> _TASK REQUIREMENTS_:
Copy out the lines that include the word "text".

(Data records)
------------------------------------------------------------------------

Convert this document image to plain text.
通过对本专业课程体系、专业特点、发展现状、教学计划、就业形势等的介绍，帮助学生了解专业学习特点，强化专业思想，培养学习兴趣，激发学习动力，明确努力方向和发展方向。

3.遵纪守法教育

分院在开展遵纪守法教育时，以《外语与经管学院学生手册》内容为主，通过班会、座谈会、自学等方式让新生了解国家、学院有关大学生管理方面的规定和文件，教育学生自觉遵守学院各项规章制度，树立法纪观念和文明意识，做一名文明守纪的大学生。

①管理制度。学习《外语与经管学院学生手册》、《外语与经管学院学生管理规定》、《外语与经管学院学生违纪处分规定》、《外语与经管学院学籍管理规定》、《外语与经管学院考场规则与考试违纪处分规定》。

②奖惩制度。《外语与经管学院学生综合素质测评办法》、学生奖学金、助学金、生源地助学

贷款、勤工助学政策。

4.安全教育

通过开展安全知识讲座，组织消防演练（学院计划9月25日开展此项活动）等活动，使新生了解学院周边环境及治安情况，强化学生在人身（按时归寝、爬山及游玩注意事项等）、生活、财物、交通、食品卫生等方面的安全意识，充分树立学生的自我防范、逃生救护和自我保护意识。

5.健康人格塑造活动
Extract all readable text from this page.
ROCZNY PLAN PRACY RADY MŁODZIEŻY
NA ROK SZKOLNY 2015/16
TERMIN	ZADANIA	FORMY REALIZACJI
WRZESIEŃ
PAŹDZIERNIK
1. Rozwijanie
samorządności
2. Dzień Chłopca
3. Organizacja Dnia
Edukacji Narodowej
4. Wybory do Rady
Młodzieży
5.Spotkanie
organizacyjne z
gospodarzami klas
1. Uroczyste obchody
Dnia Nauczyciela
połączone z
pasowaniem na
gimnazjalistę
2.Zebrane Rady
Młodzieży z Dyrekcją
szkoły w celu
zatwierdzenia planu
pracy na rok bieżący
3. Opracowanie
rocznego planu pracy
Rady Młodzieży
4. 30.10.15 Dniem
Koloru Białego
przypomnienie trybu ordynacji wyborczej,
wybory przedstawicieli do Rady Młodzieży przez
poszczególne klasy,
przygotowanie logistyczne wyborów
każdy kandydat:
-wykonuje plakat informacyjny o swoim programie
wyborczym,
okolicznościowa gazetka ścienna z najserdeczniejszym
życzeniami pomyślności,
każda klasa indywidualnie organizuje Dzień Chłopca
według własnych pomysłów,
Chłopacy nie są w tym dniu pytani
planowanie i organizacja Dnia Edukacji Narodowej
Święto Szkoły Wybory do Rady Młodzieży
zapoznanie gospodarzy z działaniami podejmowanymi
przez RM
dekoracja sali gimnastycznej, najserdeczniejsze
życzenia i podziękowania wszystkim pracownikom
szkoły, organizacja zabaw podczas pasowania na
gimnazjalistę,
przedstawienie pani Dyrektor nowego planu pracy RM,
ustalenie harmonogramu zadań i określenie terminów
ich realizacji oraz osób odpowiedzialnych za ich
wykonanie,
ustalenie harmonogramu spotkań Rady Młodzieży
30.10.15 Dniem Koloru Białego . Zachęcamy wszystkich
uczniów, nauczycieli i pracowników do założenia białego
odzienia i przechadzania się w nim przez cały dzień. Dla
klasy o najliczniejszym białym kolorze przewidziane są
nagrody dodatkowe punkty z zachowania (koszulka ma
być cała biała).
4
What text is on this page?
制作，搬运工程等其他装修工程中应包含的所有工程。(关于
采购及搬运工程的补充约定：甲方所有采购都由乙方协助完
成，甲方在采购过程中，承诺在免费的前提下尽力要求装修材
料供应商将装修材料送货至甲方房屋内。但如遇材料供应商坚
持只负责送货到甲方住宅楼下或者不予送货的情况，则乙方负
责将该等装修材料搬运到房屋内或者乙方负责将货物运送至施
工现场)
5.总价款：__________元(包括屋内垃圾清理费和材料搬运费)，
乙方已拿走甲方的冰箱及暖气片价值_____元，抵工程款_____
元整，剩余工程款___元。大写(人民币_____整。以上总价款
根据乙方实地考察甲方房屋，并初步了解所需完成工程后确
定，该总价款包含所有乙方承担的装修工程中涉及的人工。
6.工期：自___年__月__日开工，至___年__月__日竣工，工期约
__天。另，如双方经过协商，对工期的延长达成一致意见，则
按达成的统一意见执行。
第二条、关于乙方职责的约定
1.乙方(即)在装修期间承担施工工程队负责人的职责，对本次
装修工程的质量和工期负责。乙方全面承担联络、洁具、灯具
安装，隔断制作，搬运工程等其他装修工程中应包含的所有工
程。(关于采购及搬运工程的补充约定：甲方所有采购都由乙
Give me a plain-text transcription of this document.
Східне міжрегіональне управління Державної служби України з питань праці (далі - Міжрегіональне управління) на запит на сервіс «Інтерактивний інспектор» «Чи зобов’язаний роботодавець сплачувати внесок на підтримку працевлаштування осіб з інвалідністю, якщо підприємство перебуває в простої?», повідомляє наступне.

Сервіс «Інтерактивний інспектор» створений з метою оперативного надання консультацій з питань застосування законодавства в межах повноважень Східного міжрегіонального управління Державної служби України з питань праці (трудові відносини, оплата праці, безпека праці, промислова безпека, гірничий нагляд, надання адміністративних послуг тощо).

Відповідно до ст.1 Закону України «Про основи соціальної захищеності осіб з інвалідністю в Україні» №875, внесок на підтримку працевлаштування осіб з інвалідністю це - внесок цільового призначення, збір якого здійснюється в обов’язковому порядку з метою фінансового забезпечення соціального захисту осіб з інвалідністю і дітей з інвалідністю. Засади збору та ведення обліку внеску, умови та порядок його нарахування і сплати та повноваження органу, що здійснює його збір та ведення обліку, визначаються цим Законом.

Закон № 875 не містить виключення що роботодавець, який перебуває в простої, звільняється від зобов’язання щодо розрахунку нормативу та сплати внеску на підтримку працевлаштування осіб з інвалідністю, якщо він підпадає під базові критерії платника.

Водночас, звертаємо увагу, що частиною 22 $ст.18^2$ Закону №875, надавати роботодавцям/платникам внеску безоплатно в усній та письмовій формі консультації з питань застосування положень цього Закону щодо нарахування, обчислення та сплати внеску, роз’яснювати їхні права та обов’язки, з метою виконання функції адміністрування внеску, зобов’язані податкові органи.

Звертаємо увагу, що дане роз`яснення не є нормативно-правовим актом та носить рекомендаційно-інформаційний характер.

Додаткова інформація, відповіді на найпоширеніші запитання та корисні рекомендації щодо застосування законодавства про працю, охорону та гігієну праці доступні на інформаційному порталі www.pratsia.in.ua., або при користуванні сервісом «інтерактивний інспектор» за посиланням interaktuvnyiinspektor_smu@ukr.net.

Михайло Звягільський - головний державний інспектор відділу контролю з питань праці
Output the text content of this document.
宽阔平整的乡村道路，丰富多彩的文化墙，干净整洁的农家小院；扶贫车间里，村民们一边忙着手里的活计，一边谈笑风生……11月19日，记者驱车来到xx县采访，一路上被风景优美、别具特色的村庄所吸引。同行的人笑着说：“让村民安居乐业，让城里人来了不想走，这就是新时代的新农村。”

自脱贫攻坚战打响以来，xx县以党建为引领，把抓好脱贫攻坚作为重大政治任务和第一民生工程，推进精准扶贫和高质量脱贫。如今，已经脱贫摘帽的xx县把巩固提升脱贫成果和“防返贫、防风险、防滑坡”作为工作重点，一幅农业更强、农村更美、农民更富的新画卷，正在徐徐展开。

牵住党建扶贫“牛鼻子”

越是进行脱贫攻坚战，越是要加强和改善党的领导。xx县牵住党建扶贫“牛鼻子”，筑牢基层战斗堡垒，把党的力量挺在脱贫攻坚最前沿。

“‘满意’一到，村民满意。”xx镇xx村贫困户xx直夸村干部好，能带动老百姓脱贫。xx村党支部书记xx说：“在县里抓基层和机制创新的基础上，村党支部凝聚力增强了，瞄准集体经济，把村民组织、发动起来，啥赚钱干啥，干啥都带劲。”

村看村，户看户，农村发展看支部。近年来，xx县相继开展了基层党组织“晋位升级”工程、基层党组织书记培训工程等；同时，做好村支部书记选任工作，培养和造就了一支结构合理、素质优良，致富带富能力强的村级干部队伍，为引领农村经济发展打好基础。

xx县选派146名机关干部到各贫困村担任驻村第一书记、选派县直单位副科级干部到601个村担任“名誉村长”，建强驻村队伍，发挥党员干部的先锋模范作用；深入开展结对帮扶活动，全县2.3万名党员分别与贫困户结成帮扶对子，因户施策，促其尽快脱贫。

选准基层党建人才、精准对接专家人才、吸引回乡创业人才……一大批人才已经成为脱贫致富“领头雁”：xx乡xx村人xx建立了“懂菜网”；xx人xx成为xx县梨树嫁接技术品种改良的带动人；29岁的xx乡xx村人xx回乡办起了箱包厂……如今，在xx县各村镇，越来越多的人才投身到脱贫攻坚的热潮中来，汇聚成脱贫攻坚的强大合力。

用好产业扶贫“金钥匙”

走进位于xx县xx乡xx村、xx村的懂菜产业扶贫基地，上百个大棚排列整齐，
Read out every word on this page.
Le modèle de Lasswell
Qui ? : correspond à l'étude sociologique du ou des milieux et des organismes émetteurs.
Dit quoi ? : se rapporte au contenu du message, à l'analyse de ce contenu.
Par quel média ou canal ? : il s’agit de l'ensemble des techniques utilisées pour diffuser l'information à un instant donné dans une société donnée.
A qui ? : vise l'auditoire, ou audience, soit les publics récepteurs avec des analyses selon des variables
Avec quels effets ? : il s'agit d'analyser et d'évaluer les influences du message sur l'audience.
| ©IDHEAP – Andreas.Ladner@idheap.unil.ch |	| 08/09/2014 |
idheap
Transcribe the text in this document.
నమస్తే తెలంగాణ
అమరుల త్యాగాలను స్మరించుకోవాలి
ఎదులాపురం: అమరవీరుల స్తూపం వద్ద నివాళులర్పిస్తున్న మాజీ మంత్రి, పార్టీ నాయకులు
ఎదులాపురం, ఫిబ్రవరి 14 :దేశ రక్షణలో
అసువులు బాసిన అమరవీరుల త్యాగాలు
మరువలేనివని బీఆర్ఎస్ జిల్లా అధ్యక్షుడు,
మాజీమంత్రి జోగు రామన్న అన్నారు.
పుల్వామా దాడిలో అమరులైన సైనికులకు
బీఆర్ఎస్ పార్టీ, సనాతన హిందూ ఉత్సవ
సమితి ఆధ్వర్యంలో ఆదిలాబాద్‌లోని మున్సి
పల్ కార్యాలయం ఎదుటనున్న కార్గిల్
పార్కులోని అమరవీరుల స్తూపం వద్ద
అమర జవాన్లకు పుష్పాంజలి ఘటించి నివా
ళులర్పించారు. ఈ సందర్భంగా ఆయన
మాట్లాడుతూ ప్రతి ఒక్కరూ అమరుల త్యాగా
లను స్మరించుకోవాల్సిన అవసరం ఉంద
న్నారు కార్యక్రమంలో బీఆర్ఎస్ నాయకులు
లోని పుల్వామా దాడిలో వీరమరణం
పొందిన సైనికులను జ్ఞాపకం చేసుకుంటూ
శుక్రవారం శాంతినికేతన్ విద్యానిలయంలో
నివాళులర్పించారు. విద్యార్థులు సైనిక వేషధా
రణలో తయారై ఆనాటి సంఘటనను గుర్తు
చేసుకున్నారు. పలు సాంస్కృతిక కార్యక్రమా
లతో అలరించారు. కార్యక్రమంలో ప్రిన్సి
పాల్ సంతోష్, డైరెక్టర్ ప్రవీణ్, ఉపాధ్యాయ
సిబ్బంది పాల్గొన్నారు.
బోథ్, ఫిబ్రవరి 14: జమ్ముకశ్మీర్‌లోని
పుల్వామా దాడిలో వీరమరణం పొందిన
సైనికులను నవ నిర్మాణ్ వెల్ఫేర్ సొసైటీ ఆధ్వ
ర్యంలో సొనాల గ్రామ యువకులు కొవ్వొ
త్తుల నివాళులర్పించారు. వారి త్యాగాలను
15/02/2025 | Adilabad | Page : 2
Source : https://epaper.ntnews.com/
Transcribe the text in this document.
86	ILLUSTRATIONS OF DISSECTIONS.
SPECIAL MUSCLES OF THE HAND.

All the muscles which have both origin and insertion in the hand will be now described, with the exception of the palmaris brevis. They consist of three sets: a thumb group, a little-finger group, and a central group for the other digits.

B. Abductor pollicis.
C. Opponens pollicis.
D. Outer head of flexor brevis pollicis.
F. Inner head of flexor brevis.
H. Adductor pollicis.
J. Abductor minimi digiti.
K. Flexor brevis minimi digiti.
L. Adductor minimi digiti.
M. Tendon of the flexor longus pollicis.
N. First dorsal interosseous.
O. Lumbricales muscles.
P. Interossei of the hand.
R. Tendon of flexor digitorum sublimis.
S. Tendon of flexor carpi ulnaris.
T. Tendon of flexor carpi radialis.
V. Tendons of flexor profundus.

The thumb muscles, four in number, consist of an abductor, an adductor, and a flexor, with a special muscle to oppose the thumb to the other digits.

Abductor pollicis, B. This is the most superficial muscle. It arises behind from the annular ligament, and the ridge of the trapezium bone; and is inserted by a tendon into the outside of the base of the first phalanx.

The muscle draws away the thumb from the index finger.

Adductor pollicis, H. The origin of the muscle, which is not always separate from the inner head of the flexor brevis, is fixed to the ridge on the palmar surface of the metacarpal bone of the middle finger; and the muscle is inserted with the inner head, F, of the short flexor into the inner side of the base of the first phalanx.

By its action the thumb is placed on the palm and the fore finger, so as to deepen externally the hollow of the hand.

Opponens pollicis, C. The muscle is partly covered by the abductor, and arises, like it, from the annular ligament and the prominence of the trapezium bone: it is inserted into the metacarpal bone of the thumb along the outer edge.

------------------------------------------------------------------------

> _TASK ANSWER_:
Convert this document image to plain text.
Extract all readable text from this page.
What text is on this page?
Give me a plain-text transcription of this document.
Output the text content of this document.
Transcribe the text in this document.
Transcribe the text in this document.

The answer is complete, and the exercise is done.